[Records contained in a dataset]
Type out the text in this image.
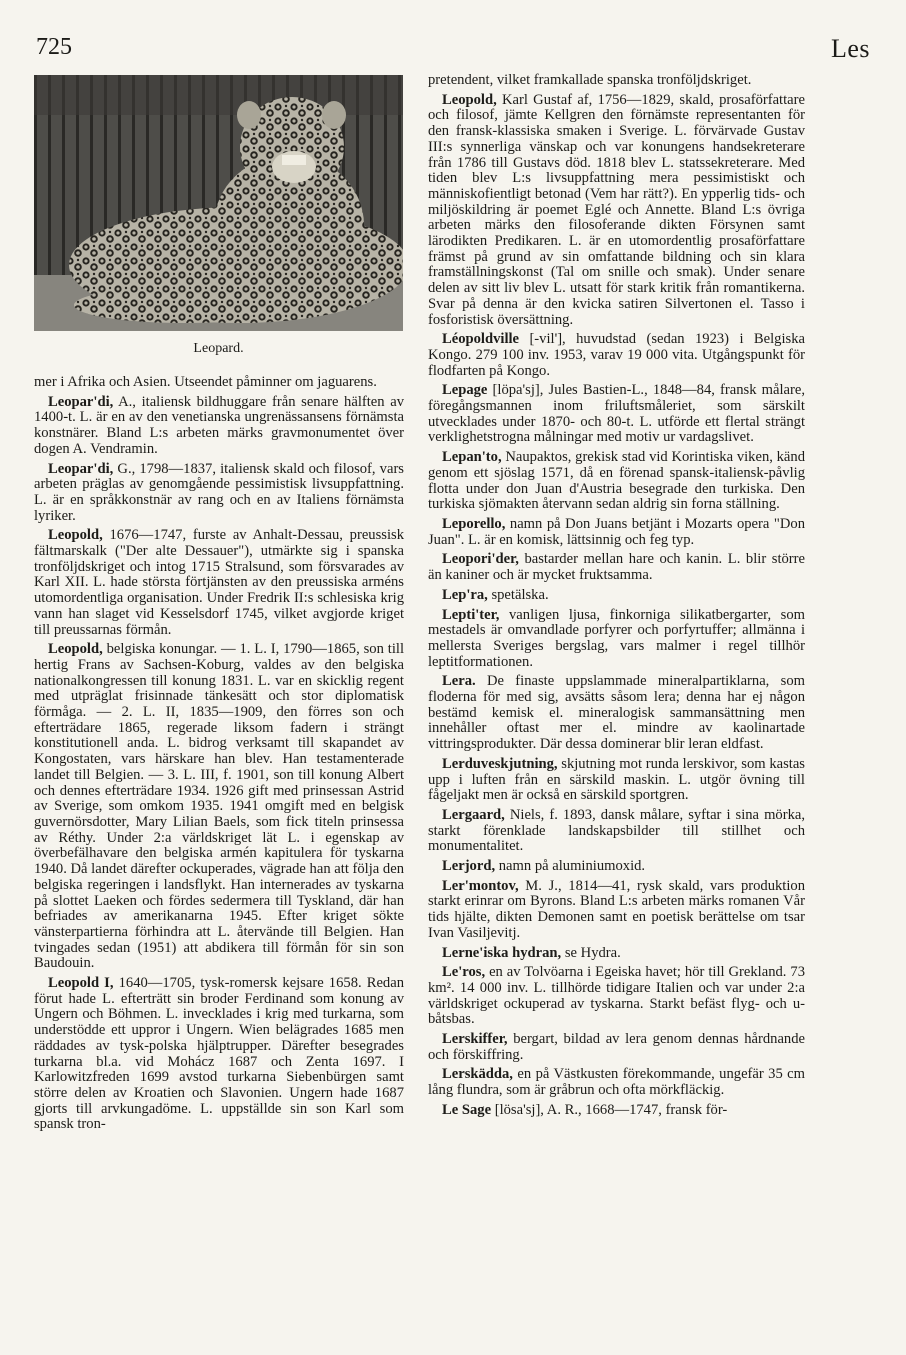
725	Les
Leopard.

mer i Afrika och Asien. Utseendet påminner om jaguarens.

Leopar'di, A., italiensk bildhuggare från senare hälften av 1400-t. L. är en av den venetianska ungrenässansens förnämsta konstnärer. Bland L:s arbeten märks gravmonumentet över dogen A. Vendramin.

Leopar'di, G., 1798—1837, italiensk skald och filosof, vars arbeten präglas av genomgående pessimistisk livsuppfattning. L. är en språkkonstnär av rang och en av Italiens förnämsta lyriker.

Leopold, 1676—1747, furste av Anhalt-Dessau, preussisk fältmarskalk ("Der alte Dessauer"), utmärkte sig i spanska tronföljdskriget och intog 1715 Stralsund, som försvarades av Karl XII. L. hade största förtjänsten av den preussiska arméns utomordentliga organisation. Under Fredrik II:s schlesiska krig vann han slaget vid Kesselsdorf 1745, vilket avgjorde kriget till preussarnas förmån.

Leopold, belgiska konungar. — 1. L. I, 1790—1865, son till hertig Frans av Sachsen-Koburg, valdes av den belgiska nationalkongressen till konung 1831. L. var en skicklig regent med utpräglat frisinnade tänkesätt och stor diplomatisk förmåga. — 2. L. II, 1835—1909, den förres son och efterträdare 1865, regerade liksom fadern i strängt konstitutionell anda. L. bidrog verksamt till skapandet av Kongostaten, vars härskare han blev. Han testamenterade landet till Belgien. — 3. L. III, f. 1901, son till konung Albert och dennes efterträdare 1934. 1926 gift med prinsessan Astrid av Sverige, som omkom 1935. 1941 omgift med en belgisk guvernörsdotter, Mary Lilian Baels, som fick titeln prinsessa av Réthy. Under 2:a världskriget lät L. i egenskap av överbefälhavare den belgiska armén kapitulera för tyskarna 1940. Då landet därefter ockuperades, vägrade han att följa den belgiska regeringen i landsflykt. Han internerades av tyskarna på slottet Laeken och fördes sedermera till Tyskland, där han befriades av amerikanarna 1945. Efter kriget sökte vänsterpartierna förhindra att L. återvände till Belgien. Han tvingades sedan (1951) att abdikera till förmån för sin son Baudouin.

Leopold I, 1640—1705, tysk-romersk kejsare 1658. Redan förut hade L. efterträtt sin broder Ferdinand som konung av Ungern och Böhmen. L. invecklades i krig med turkarna, som understödde ett uppror i Ungern. Wien belägrades 1685 men räddades av tysk-polska hjälptrupper. Därefter besegrades turkarna bl.a. vid Mohácz 1687 och Zenta 1697. I Karlowitzfreden 1699 avstod turkarna Siebenbürgen samt större delen av Kroatien och Slavonien. Ungern hade 1687 gjorts till arvkungadöme. L. uppställde sin son Karl som spansk tron-

pretendent, vilket framkallade spanska tronföljdskriget.

Leopold, Karl Gustaf af, 1756—1829, skald, prosaförfattare och filosof, jämte Kellgren den förnämste representanten för den fransk-klassiska smaken i Sverige. L. förvärvade Gustav III:s synnerliga vänskap och var konungens handsekreterare från 1786 till Gustavs död. 1818 blev L. statssekreterare. Med tiden blev L:s livsuppfattning mera pessimistiskt och människofientligt betonad (Vem har rätt?). En ypperlig tids- och miljöskildring är poemet Eglé och Annette. Bland L:s övriga arbeten märks den filosoferande dikten Försynen samt lärodikten Predikaren. L. är en utomordentlig prosaförfattare främst på grund av sin omfattande bildning och sin klara framställningskonst (Tal om snille och smak). Under senare delen av sitt liv blev L. utsatt för stark kritik från romantikerna. Svar på denna är den kvicka satiren Silvertonen el. Tasso i fosforistisk översättning.

Léopoldville [-vil'], huvudstad (sedan 1923) i Belgiska Kongo. 279 100 inv. 1953, varav 19 000 vita. Utgångspunkt för flodfarten på Kongo.

Lepage [löpa'sj], Jules Bastien-L., 1848—84, fransk målare, föregångsmannen inom friluftsmåleriet, som särskilt utvecklades under 1870- och 80-t. L. utförde ett flertal strängt verklighetstrogna målningar med motiv ur vardagslivet.

Lepan'to, Naupaktos, grekisk stad vid Korintiska viken, känd genom ett sjöslag 1571, då en förenad spansk-italiensk-påvlig flotta under don Juan d'Austria besegrade den turkiska. Den turkiska sjömakten återvann sedan aldrig sin forna ställning.

Leporello, namn på Don Juans betjänt i Mozarts opera "Don Juan". L. är en komisk, lättsinnig och feg typ.

Leopori'der, bastarder mellan hare och kanin. L. blir större än kaniner och är mycket fruktsamma.

Lep'ra, spetälska.

Lepti'ter, vanligen ljusa, finkorniga silikatbergarter, som mestadels är omvandlade porfyrer och porfyrtuffer; allmänna i mellersta Sveriges bergslag, vars malmer i regel tillhör leptitformationen.

Lera. De finaste uppslammade mineralpartiklarna, som floderna för med sig, avsätts såsom lera; denna har ej någon bestämd kemisk el. mineralogisk sammansättning men innehåller oftast mer el. mindre av kaolinartade vittringsprodukter. Där dessa dominerar blir leran eldfast.

Lerduveskjutning, skjutning mot runda lerskivor, som kastas upp i luften från en särskild maskin. L. utgör övning till fågeljakt men är också en särskild sportgren.

Lergaard, Niels, f. 1893, dansk målare, syftar i sina mörka, starkt förenklade landskapsbilder till stillhet och monumentalitet.

Lerjord, namn på aluminiumoxid.

Ler'montov, M. J., 1814—41, rysk skald, vars produktion starkt erinrar om Byrons. Bland L:s arbeten märks romanen Vår tids hjälte, dikten Demonen samt en poetisk berättelse om tsar Ivan Vasiljevitj.

Lerne'iska hydran, se Hydra.

Le'ros, en av Tolvöarna i Egeiska havet; hör till Grekland. 73 km². 14 000 inv. L. tillhörde tidigare Italien och var under 2:a världskriget ockuperad av tyskarna. Starkt befäst flyg- och u-båtsbas.

Lerskiffer, bergart, bildad av lera genom dennas hårdnande och förskiffring.

Lerskädda, en på Västkusten förekommande, ungefär 35 cm lång flundra, som är gråbrun och ofta mörkfläckig.

Le Sage [lösa'sj], A. R., 1668—1747, fransk för-
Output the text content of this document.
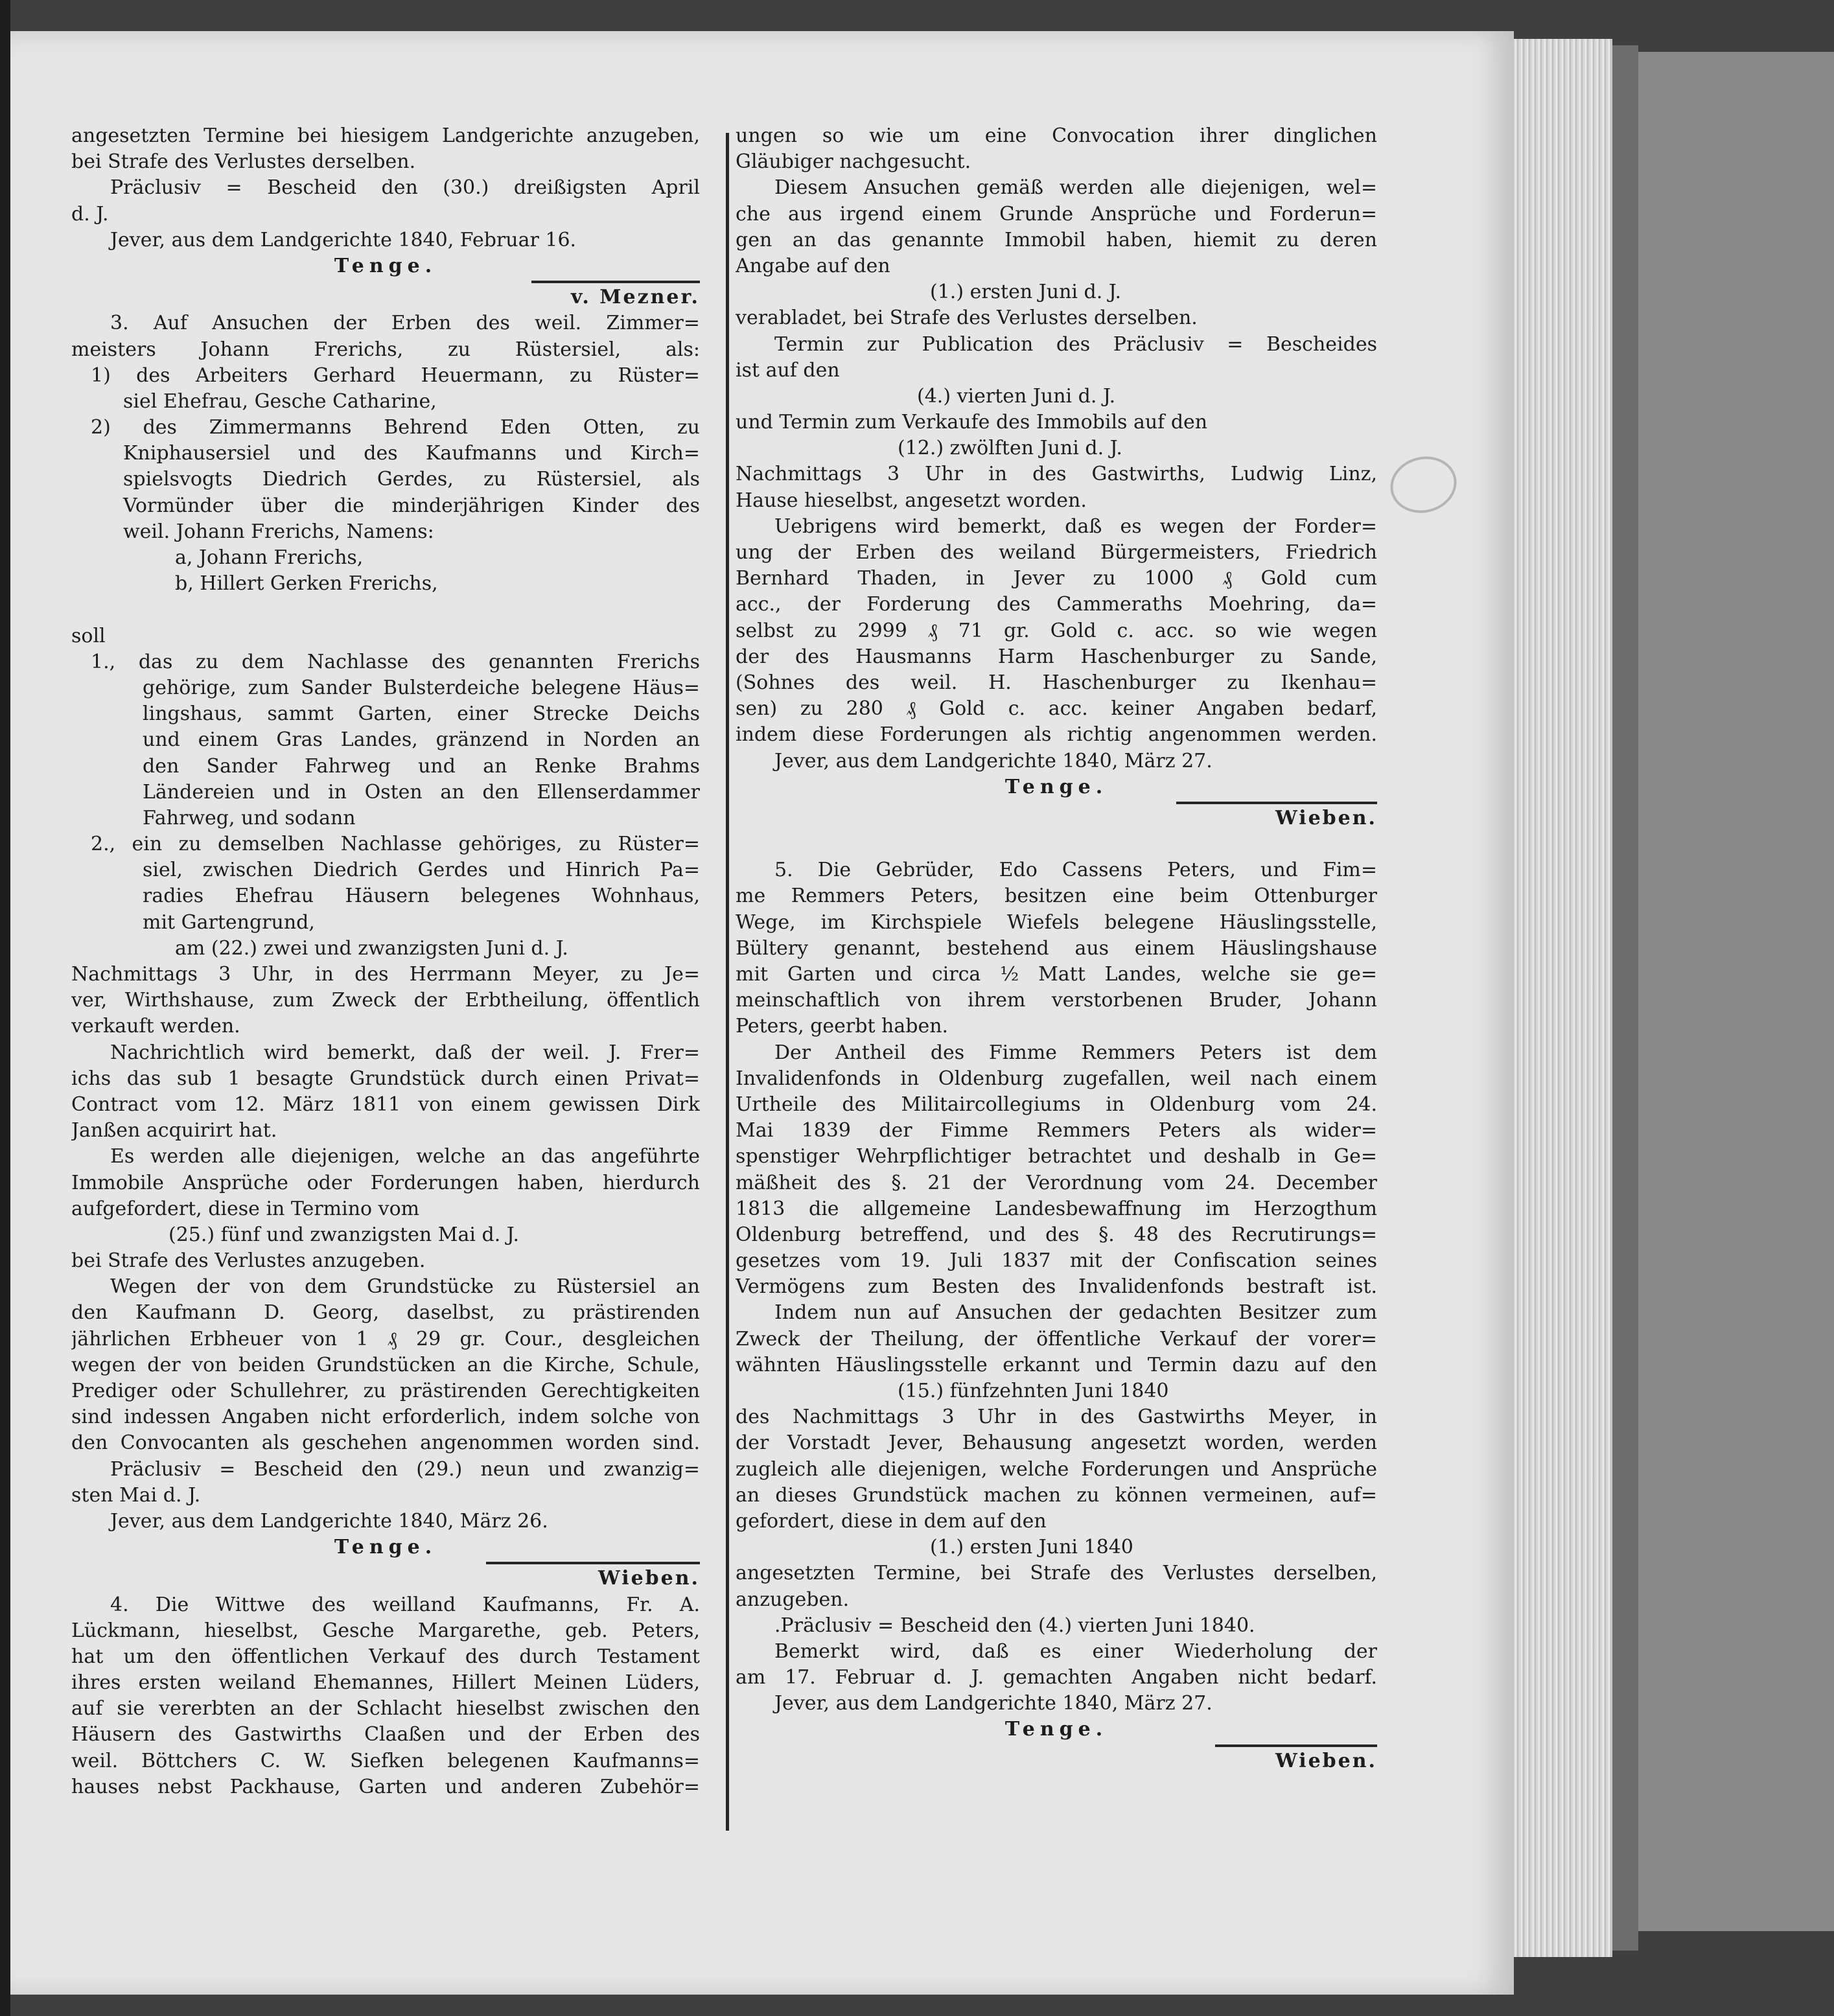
angesetzten Termine bei hiesigem Landgerichte anzugeben,
bei Strafe des Verlustes derselben.
Präclusiv = Bescheid den (30.) dreißigsten April
d. J.
Jever, aus dem Landgerichte 1840, Februar 16.
Tenge.
v. Mezner.
3. Auf Ansuchen der Erben des weil. Zimmer=
meisters Johann Frerichs, zu Rüstersiel, als:
1) des Arbeiters Gerhard Heuermann, zu Rüster=
siel Ehefrau, Gesche Catharine,
2) des Zimmermanns Behrend Eden Otten, zu
Kniphausersiel und des Kaufmanns und Kirch=
spielsvogts Diedrich Gerdes, zu Rüstersiel, als
Vormünder über die minderjährigen Kinder des
weil. Johann Frerichs, Namens:
a, Johann Frerichs,
b, Hillert Gerken Frerichs,
soll
1., das zu dem Nachlasse des genannten Frerichs
gehörige, zum Sander Bulsterdeiche belegene Häus=
lingshaus, sammt Garten, einer Strecke Deichs
und einem Gras Landes, gränzend in Norden an
den Sander Fahrweg und an Renke Brahms
Ländereien und in Osten an den Ellenserdammer
Fahrweg, und sodann
2., ein zu demselben Nachlasse gehöriges, zu Rüster=
siel, zwischen Diedrich Gerdes und Hinrich Pa=
radies Ehefrau Häusern belegenes Wohnhaus,
mit Gartengrund,
am (22.) zwei und zwanzigsten Juni d. J.
Nachmittags 3 Uhr, in des Herrmann Meyer, zu Je=
ver, Wirthshause, zum Zweck der Erbtheilung, öffentlich
verkauft werden.
Nachrichtlich wird bemerkt, daß der weil. J. Frer=
ichs das sub 1 besagte Grundstück durch einen Privat=
Contract vom 12. März 1811 von einem gewissen Dirk
Janßen acquirirt hat.
Es werden alle diejenigen, welche an das angeführte
Immobile Ansprüche oder Forderungen haben, hierdurch
aufgefordert, diese in Termino vom
(25.) fünf und zwanzigsten Mai d. J.
bei Strafe des Verlustes anzugeben.
Wegen der von dem Grundstücke zu Rüstersiel an
den Kaufmann D. Georg, daselbst, zu prästirenden
jährlichen Erbheuer von 1 ₰ 29 gr. Cour., desgleichen
wegen der von beiden Grundstücken an die Kirche, Schule,
Prediger oder Schullehrer, zu prästirenden Gerechtigkeiten
sind indessen Angaben nicht erforderlich, indem solche von
den Convocanten als geschehen angenommen worden sind.
Präclusiv = Bescheid den (29.) neun und zwanzig=
sten Mai d. J.
Jever, aus dem Landgerichte 1840, März 26.
Tenge.
Wieben.
4. Die Wittwe des weilland Kaufmanns, Fr. A.
Lückmann, hieselbst, Gesche Margarethe, geb. Peters,
hat um den öffentlichen Verkauf des durch Testament
ihres ersten weiland Ehemannes, Hillert Meinen Lüders,
auf sie vererbten an der Schlacht hieselbst zwischen den
Häusern des Gastwirths Claaßen und der Erben des
weil. Böttchers C. W. Siefken belegenen Kaufmanns=
hauses nebst Packhause, Garten und anderen Zubehör=
ungen so wie um eine Convocation ihrer dinglichen
Gläubiger nachgesucht.
Diesem Ansuchen gemäß werden alle diejenigen, wel=
che aus irgend einem Grunde Ansprüche und Forderun=
gen an das genannte Immobil haben, hiemit zu deren
Angabe auf den
(1.) ersten Juni d. J.
verabladet, bei Strafe des Verlustes derselben.
Termin zur Publication des Präclusiv = Bescheides
ist auf den
(4.) vierten Juni d. J.
und Termin zum Verkaufe des Immobils auf den
(12.) zwölften Juni d. J.
Nachmittags 3 Uhr in des Gastwirths, Ludwig Linz,
Hause hieselbst, angesetzt worden.
Uebrigens wird bemerkt, daß es wegen der Forder=
ung der Erben des weiland Bürgermeisters, Friedrich
Bernhard Thaden, in Jever zu 1000 ₰ Gold cum
acc., der Forderung des Cammeraths Moehring, da=
selbst zu 2999 ₰ 71 gr. Gold c. acc. so wie wegen
der des Hausmanns Harm Haschenburger zu Sande,
(Sohnes des weil. H. Haschenburger zu Ikenhau=
sen) zu 280 ₰ Gold c. acc. keiner Angaben bedarf,
indem diese Forderungen als richtig angenommen werden.
Jever, aus dem Landgerichte 1840, März 27.
Tenge.
Wieben.
5. Die Gebrüder, Edo Cassens Peters, und Fim=
me Remmers Peters, besitzen eine beim Ottenburger
Wege, im Kirchspiele Wiefels belegene Häuslingsstelle,
Bültery genannt, bestehend aus einem Häuslingshause
mit Garten und circa ½ Matt Landes, welche sie ge=
meinschaftlich von ihrem verstorbenen Bruder, Johann
Peters, geerbt haben.
Der Antheil des Fimme Remmers Peters ist dem
Invalidenfonds in Oldenburg zugefallen, weil nach einem
Urtheile des Militaircollegiums in Oldenburg vom 24.
Mai 1839 der Fimme Remmers Peters als wider=
spenstiger Wehrpflichtiger betrachtet und deshalb in Ge=
mäßheit des §. 21 der Verordnung vom 24. December
1813 die allgemeine Landesbewaffnung im Herzogthum
Oldenburg betreffend, und des §. 48 des Recrutirungs=
gesetzes vom 19. Juli 1837 mit der Confiscation seines
Vermögens zum Besten des Invalidenfonds bestraft ist.
Indem nun auf Ansuchen der gedachten Besitzer zum
Zweck der Theilung, der öffentliche Verkauf der vorer=
wähnten Häuslingsstelle erkannt und Termin dazu auf den
(15.) fünfzehnten Juni 1840
des Nachmittags 3 Uhr in des Gastwirths Meyer, in
der Vorstadt Jever, Behausung angesetzt worden, werden
zugleich alle diejenigen, welche Forderungen und Ansprüche
an dieses Grundstück machen zu können vermeinen, auf=
gefordert, diese in dem auf den
(1.) ersten Juni 1840
angesetzten Termine, bei Strafe des Verlustes derselben,
anzugeben.
.Präclusiv = Bescheid den (4.) vierten Juni 1840.
Bemerkt wird, daß es einer Wiederholung der
am 17. Februar d. J. gemachten Angaben nicht bedarf.
Jever, aus dem Landgerichte 1840, März 27.
Tenge.
Wieben.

• _What the exercise asks_
Search the data above for the word "Häusern". Copy each line it is in.

• _Exercise answer_
radies Ehefrau Häusern belegenes Wohnhaus,
Häusern des Gastwirths Claaßen und der Erben des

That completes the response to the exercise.